-- start --
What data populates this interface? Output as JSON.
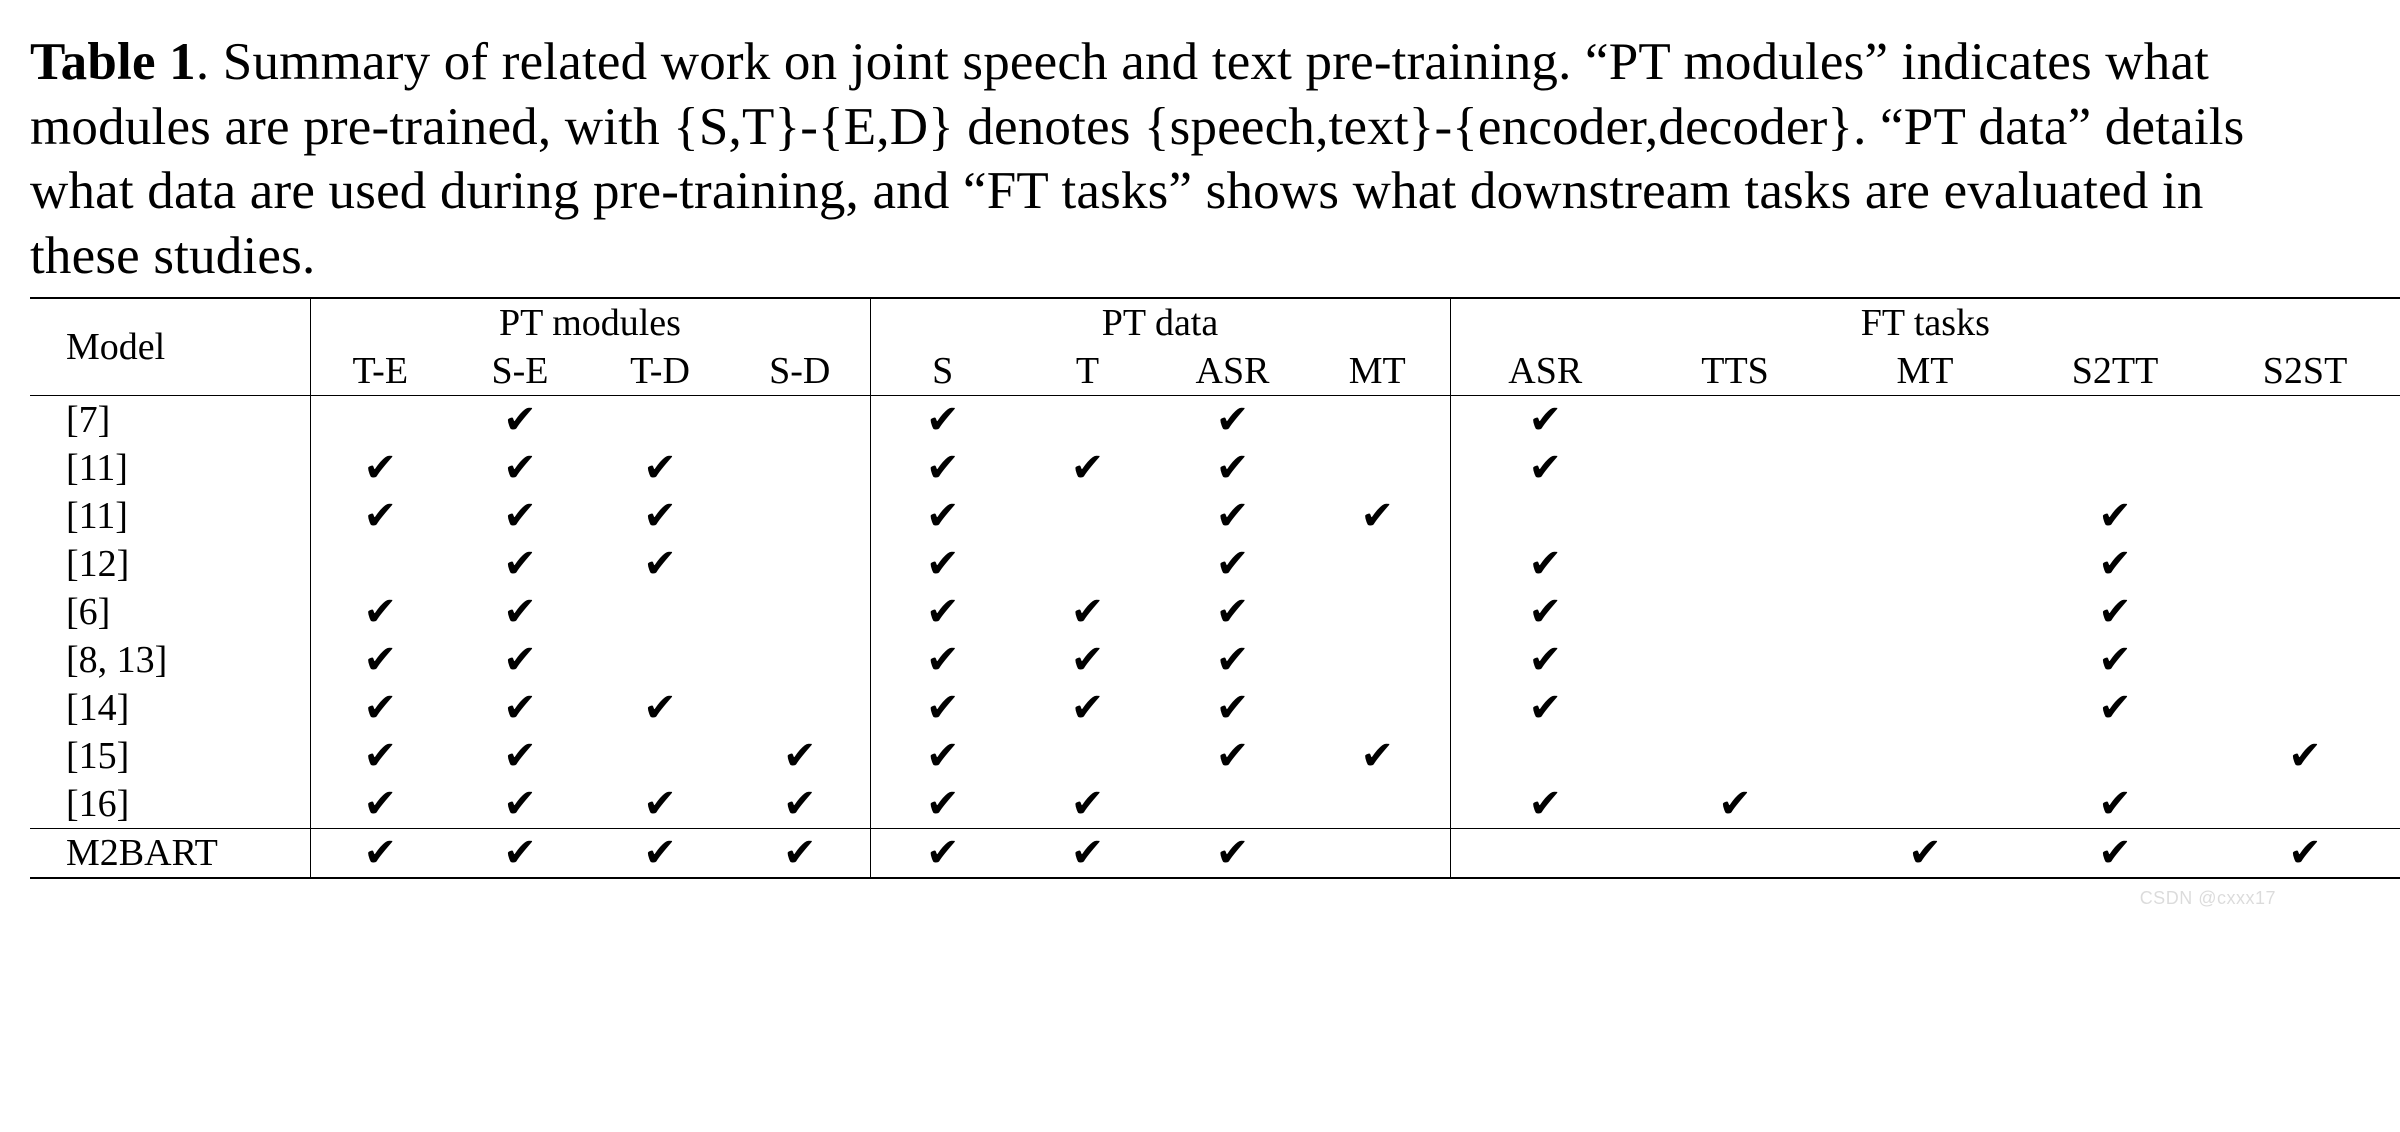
{
  "caption": {
    "label": "Table 1",
    "text_after_label": ".  Summary of related work on joint speech and text pre-training. “PT modules” indicates what modules are pre-trained, with {S,T}-{E,D} denotes {speech,text}-{encoder,decoder}. “PT data” details what data are used during pre-training, and “FT tasks” shows what downstream tasks are evaluated in these studies."
  },
  "table": {
    "type": "table",
    "check_glyph": "✔",
    "colors": {
      "text": "#000000",
      "background": "#ffffff",
      "rule": "#000000"
    },
    "fonts": {
      "caption_pt": 40,
      "header_pt": 28,
      "cell_pt": 28,
      "family": "Times New Roman"
    },
    "groups": [
      {
        "key": "model",
        "label": "Model",
        "span": 1
      },
      {
        "key": "ptm",
        "label": "PT modules",
        "span": 4
      },
      {
        "key": "ptd",
        "label": "PT data",
        "span": 4
      },
      {
        "key": "ft",
        "label": "FT tasks",
        "span": 5
      }
    ],
    "subcolumns": {
      "ptm": [
        "T-E",
        "S-E",
        "T-D",
        "S-D"
      ],
      "ptd": [
        "S",
        "T",
        "ASR",
        "MT"
      ],
      "ft": [
        "ASR",
        "TTS",
        "MT",
        "S2TT",
        "S2ST"
      ]
    },
    "rows": [
      {
        "model": "[7]",
        "ptm": [
          0,
          1,
          0,
          0
        ],
        "ptd": [
          1,
          0,
          1,
          0
        ],
        "ft": [
          1,
          0,
          0,
          0,
          0
        ]
      },
      {
        "model": "[11]",
        "ptm": [
          1,
          1,
          1,
          0
        ],
        "ptd": [
          1,
          1,
          1,
          0
        ],
        "ft": [
          1,
          0,
          0,
          0,
          0
        ]
      },
      {
        "model": "[11]",
        "ptm": [
          1,
          1,
          1,
          0
        ],
        "ptd": [
          1,
          0,
          1,
          1
        ],
        "ft": [
          0,
          0,
          0,
          1,
          0
        ]
      },
      {
        "model": "[12]",
        "ptm": [
          0,
          1,
          1,
          0
        ],
        "ptd": [
          1,
          0,
          1,
          0
        ],
        "ft": [
          1,
          0,
          0,
          1,
          0
        ]
      },
      {
        "model": "[6]",
        "ptm": [
          1,
          1,
          0,
          0
        ],
        "ptd": [
          1,
          1,
          1,
          0
        ],
        "ft": [
          1,
          0,
          0,
          1,
          0
        ]
      },
      {
        "model": "[8, 13]",
        "ptm": [
          1,
          1,
          0,
          0
        ],
        "ptd": [
          1,
          1,
          1,
          0
        ],
        "ft": [
          1,
          0,
          0,
          1,
          0
        ]
      },
      {
        "model": "[14]",
        "ptm": [
          1,
          1,
          1,
          0
        ],
        "ptd": [
          1,
          1,
          1,
          0
        ],
        "ft": [
          1,
          0,
          0,
          1,
          0
        ]
      },
      {
        "model": "[15]",
        "ptm": [
          1,
          1,
          0,
          1
        ],
        "ptd": [
          1,
          0,
          1,
          1
        ],
        "ft": [
          0,
          0,
          0,
          0,
          1
        ]
      },
      {
        "model": "[16]",
        "ptm": [
          1,
          1,
          1,
          1
        ],
        "ptd": [
          1,
          1,
          0,
          0
        ],
        "ft": [
          1,
          1,
          0,
          1,
          0
        ]
      },
      {
        "model": "M2BART",
        "ptm": [
          1,
          1,
          1,
          1
        ],
        "ptd": [
          1,
          1,
          1,
          0
        ],
        "ft": [
          0,
          0,
          1,
          1,
          1
        ]
      }
    ],
    "rule_after_row_index": 8
  },
  "watermark": "CSDN @cxxx17"
}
-- end --
▶ _Short problem_
Wherever the word "modules" occurs in a line of the listing, copy that line.

▶ _Exercise response_
    "text_after_label": ".  Summary of related work on joint speech and text pre-training. “PT modules” indicates what modules are pre-trained, with {S,T}-{E,D} denotes {speech,text}-{encoder,decoder}. “PT data” details what data are used during pre-training, and “FT tasks” shows what downstream tasks are evaluated in these studies."
        "label": "PT modules",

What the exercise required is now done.